**Exercise aim:** In the listing below, count the lines containing the string "ParkScore" and state only the number.

**Record extracts:**
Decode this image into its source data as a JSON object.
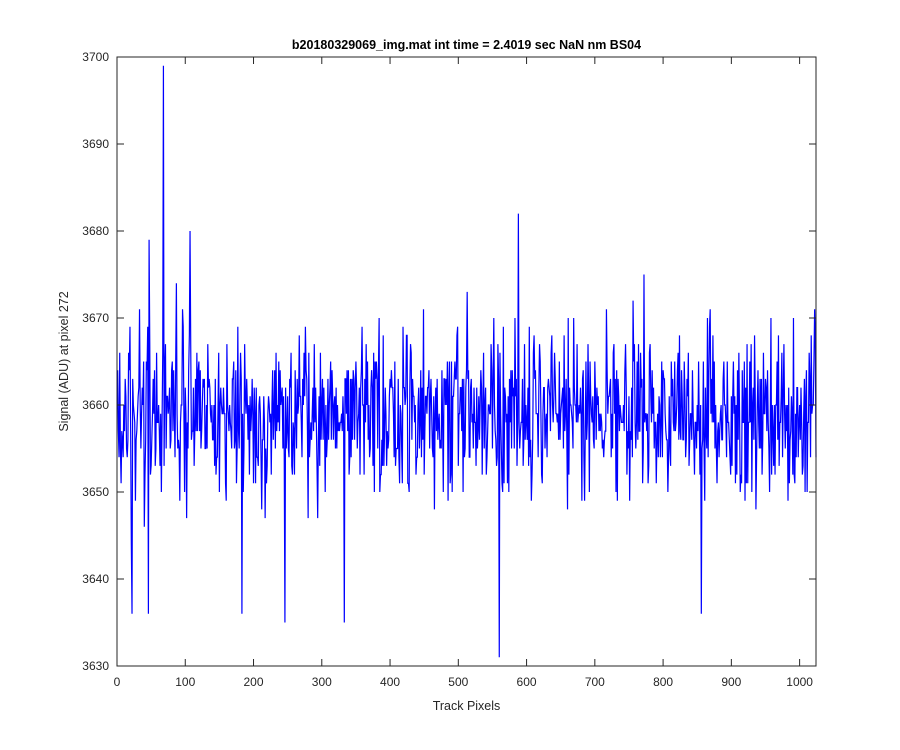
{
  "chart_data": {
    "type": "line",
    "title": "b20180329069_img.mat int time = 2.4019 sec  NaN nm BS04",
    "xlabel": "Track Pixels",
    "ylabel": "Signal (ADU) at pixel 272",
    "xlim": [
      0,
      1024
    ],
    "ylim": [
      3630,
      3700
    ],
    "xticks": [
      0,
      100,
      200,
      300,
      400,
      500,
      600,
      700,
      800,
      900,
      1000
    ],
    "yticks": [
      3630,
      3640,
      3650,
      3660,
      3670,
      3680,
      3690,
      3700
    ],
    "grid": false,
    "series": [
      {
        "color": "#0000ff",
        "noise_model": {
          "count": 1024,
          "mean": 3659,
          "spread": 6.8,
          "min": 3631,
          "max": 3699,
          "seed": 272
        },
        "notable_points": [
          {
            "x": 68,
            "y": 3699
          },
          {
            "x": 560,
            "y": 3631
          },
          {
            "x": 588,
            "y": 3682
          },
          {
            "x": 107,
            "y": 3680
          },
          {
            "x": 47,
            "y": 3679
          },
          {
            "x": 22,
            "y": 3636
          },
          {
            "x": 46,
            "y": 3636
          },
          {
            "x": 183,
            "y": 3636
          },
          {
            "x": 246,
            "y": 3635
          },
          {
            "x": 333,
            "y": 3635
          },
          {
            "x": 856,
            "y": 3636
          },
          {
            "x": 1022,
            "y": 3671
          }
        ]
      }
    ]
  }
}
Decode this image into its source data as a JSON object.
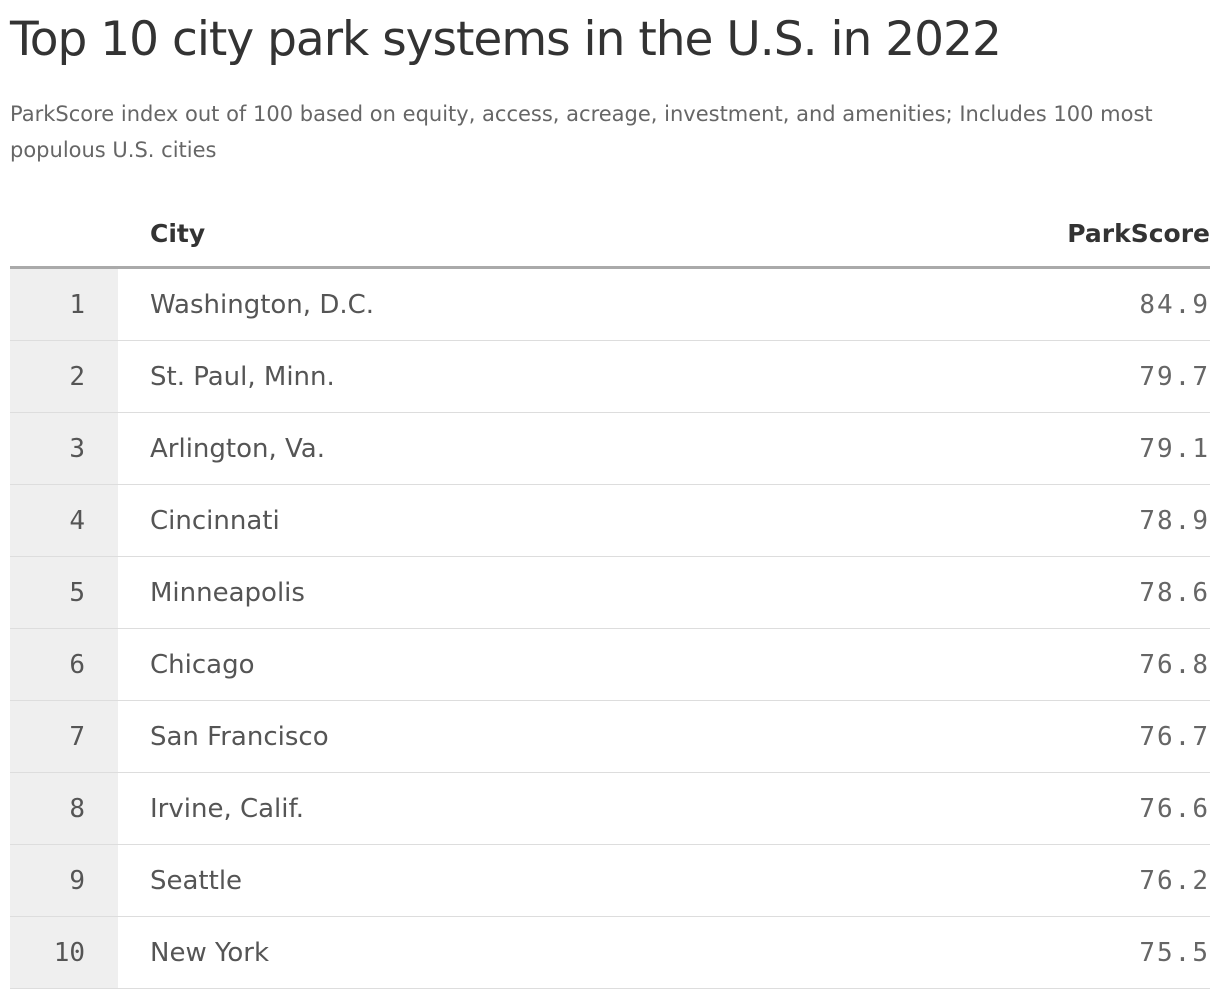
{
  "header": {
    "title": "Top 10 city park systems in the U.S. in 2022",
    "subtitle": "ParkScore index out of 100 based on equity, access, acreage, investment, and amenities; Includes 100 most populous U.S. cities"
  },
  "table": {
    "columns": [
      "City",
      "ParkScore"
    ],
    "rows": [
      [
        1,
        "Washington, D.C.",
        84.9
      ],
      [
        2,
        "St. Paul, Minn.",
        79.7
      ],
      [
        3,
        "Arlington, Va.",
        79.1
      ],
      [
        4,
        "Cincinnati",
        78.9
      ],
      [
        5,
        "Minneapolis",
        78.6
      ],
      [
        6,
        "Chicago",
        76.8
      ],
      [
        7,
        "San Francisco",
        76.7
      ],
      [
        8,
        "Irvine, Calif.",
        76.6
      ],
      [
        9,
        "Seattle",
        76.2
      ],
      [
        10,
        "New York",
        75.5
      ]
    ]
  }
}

**Exercise output:** 2